── Extracted data
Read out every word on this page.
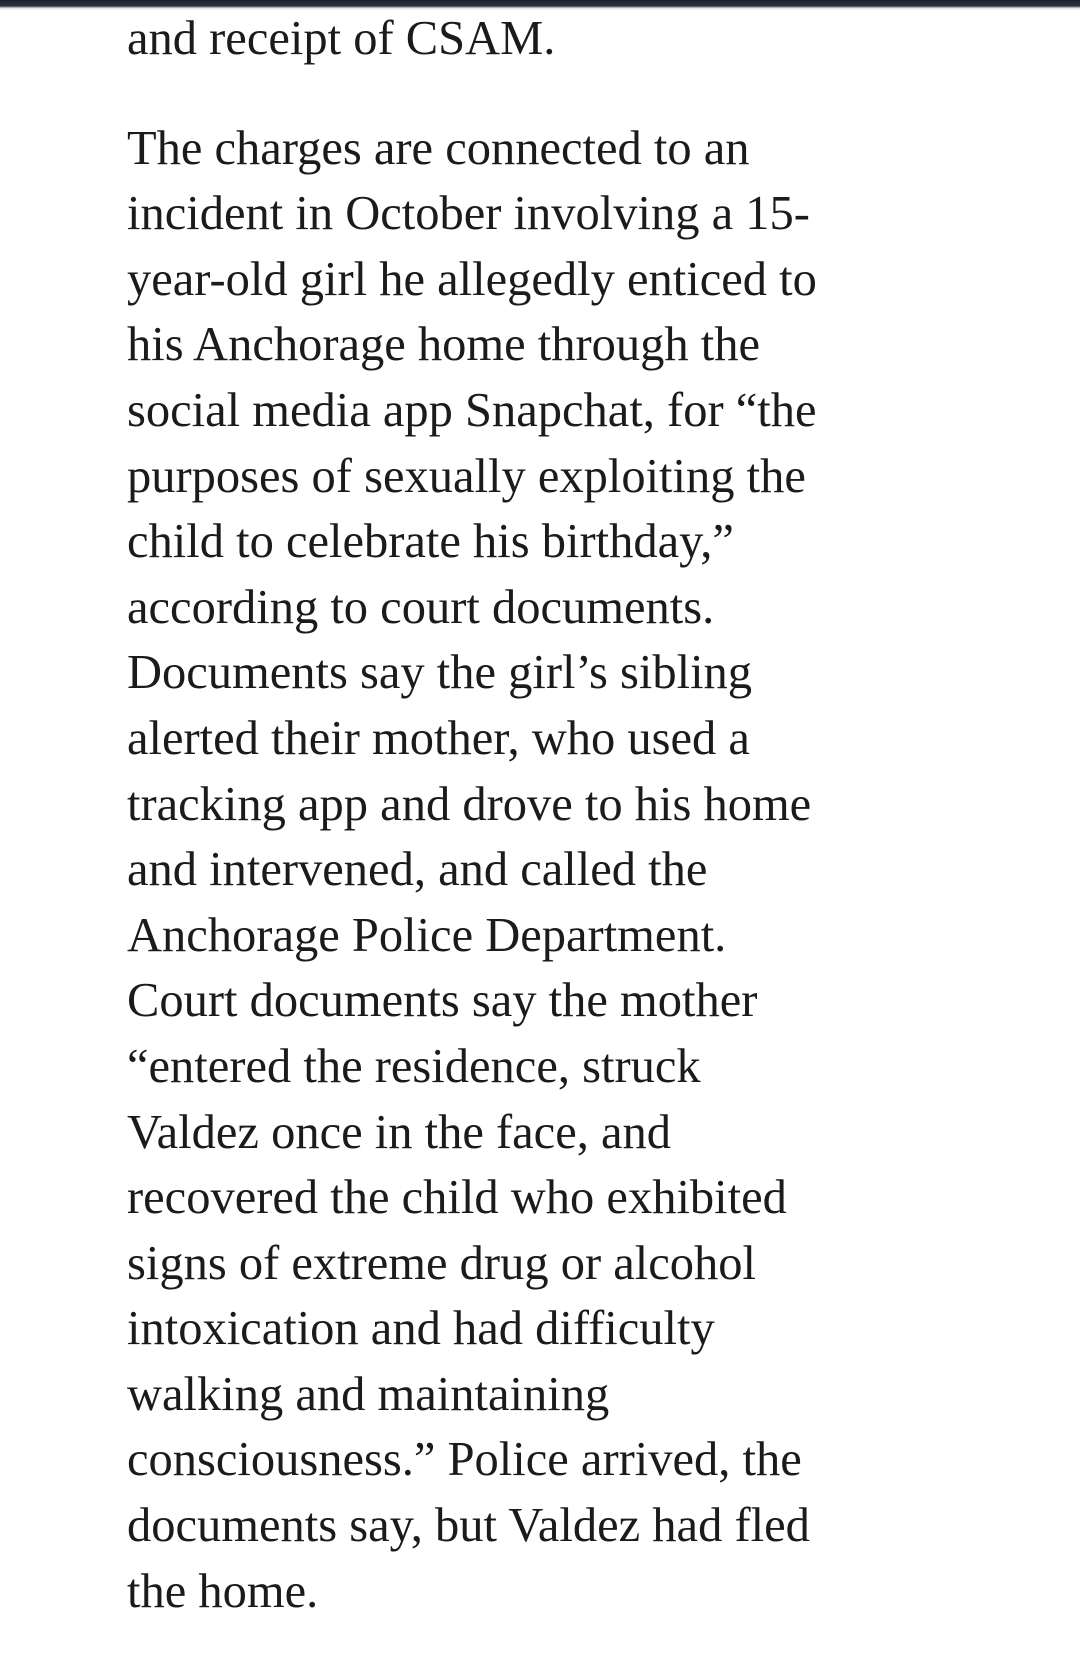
and receipt of CSAM.

The charges are connected to an
incident in October involving a 15-
year-old girl he allegedly enticed to
his Anchorage home through the
social media app Snapchat, for “the
purposes of sexually exploiting the
child to celebrate his birthday,”
according to court documents.
Documents say the girl’s sibling
alerted their mother, who used a
tracking app and drove to his home
and intervened, and called the
Anchorage Police Department.
Court documents say the mother
“entered the residence, struck
Valdez once in the face, and
recovered the child who exhibited
signs of extreme drug or alcohol
intoxication and had difficulty
walking and maintaining
consciousness.” Police arrived, the
documents say, but Valdez had fled
the home.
────
* _Prompt_
Reproduce the listing above exactly, excluding all pictures.

* _The response_
Read out every word on this page.
and receipt of CSAM.

The charges are connected to an
incident in October involving a 15-
year-old girl he allegedly enticed to
his Anchorage home through the
social media app Snapchat, for “the
purposes of sexually exploiting the
child to celebrate his birthday,”
according to court documents.
Documents say the girl’s sibling
alerted their mother, who used a
tracking app and drove to his home
and intervened, and called the
Anchorage Police Department.
Court documents say the mother
“entered the residence, struck
Valdez once in the face, and
recovered the child who exhibited
signs of extreme drug or alcohol
intoxication and had difficulty
walking and maintaining
consciousness.” Police arrived, the
documents say, but Valdez had fled
the home.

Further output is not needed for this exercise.